> Tujuan Latihan
Tulis ulang kata demi kata bagian teks tentang Yudhi Widdyantoro dan yoga, mulai dari "Dia adalah sosok" sampai dengan "pemulihan korban bencana.", termasuk kata-kata terakhir itu.

> Teks Kutipan
○ ○ ○ ○

Menukik ke Kedalaman Yoga
Yudhi Widdyantoro mengajar yoga untuk memupuk kebaikan. Yoga adalah hidupnya, komitmen hidup, semacam misi hidup. Dia dikenal luas, tetapi tidak menjadikan yoga sekadar sebagai mata pencarian, tetapi jauh melampaui itu.
Dia adalah sosok yang menukik pada kedalaman dan menjadikan yoga sebagai jalan hidup yang beresonansi pada kegiatan kemanusiaan.
Dengan kemampuan yang dimiliki, Yudhi, antara lain, berjuang terlibat dalam gerakan bersemangat pluralisme. Dia berkolaborasi dengan sejumlah pihak dan berbagai cara untuk memasukkan gagasan pluralisme melalui yoga.
Belum lama ini dia berkolaborasi dengan penari untuk Borobudur Writers and Cultural Festival, juga dengan Romo Sudri SJ untuk latihan meditasi tanpa obyek.
Resonansi dari nilai kebaikan yoga menuntunnya terlibat cukup dalam dengan gerakan kemanusiaan. Di berbagai peristiwa bencana, Yudhi berangkat untuk membantu korban dan melakukan yang dia bisa dengan biaya sendiri, seperti ketika berangkat menyambangi korban gempa Lombok atau longsor Banjarnegara untuk mengajar yoga bagi pemulihan korban bencana.
Merintis yoga gembira di Taman Suropati, Jakarta, gerakan ini telah menginspirasi tumbuhnya gerakan serupa di 22 tempat di Jabodetabek. Rasa welas asih mengantarnya mengajar yoga tanpa bayaran di beberapa lembaga pemasyarakatan, seperti penjara khusus anak di Salemba, Jakarta.
Yoga pun dibagikan untuk pemulihan orang dengan HIV/AIDS di Yayasan Pelita Ilmu atau anak-anak sakit dari keluarga tak mampu di Rumah Harapan, di samping mengajar di kampus-kampus.
Yoga, yang disebut ”seni hidup dari timur”, bagi Yudhi bukan sekadar olah tubuh. Para ”pemuja” tubuh menjadi narsistik untuk meyakinkan bahwa dirinya ”cantik” menurut pandangan umum. Mereka ini adalah target pasar dari industri yoga.

○ ○ ○ ○

> Bahan yang Diberikan
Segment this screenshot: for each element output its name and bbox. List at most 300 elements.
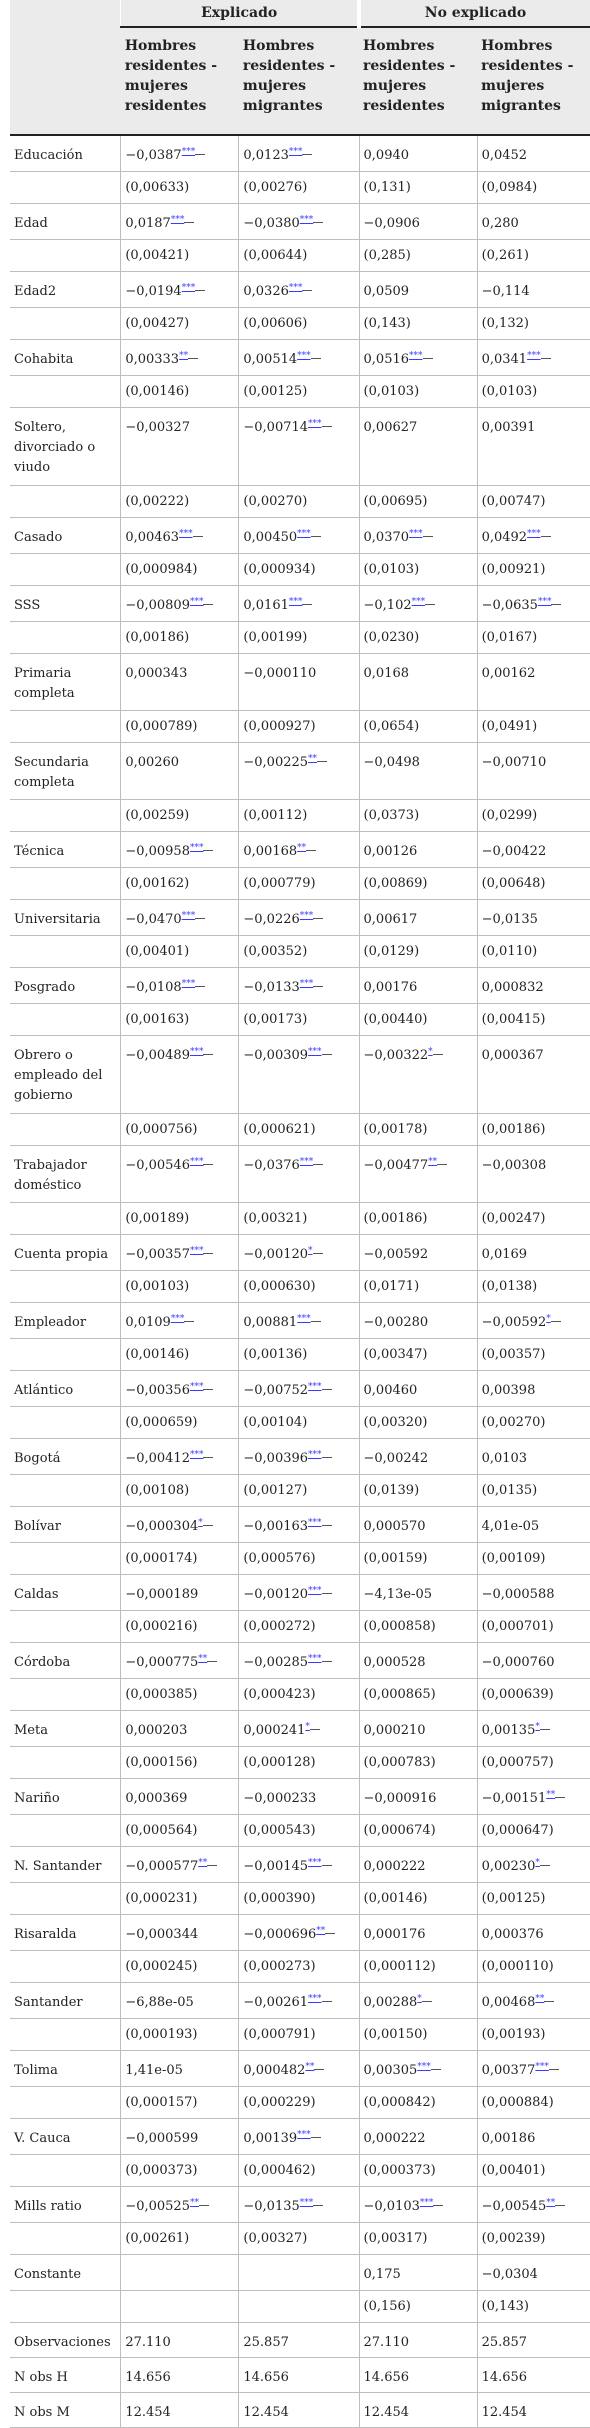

○ ○ ○ ○

> Hasil Akhir
Dia adalah sosok yang menukik pada kedalaman dan menjadikan yoga sebagai jalan hidup yang beresonansi pada kegiatan kemanusiaan.
Dengan kemampuan yang dimiliki, Yudhi, antara lain, berjuang terlibat dalam gerakan bersemangat pluralisme. Dia berkolaborasi dengan sejumlah pihak dan berbagai cara untuk memasukkan gagasan pluralisme melalui yoga.
Belum lama ini dia berkolaborasi dengan penari untuk Borobudur Writers and Cultural Festival, juga dengan Romo Sudri SJ untuk latihan meditasi tanpa obyek.
Resonansi dari nilai kebaikan yoga menuntunnya terlibat cukup dalam dengan gerakan kemanusiaan. Di berbagai peristiwa bencana, Yudhi berangkat untuk membantu korban dan melakukan yang dia bisa dengan biaya sendiri, seperti ketika berangkat menyambangi korban gempa Lombok atau longsor Banjarnegara untuk mengajar yoga bagi pemulihan korban bencana.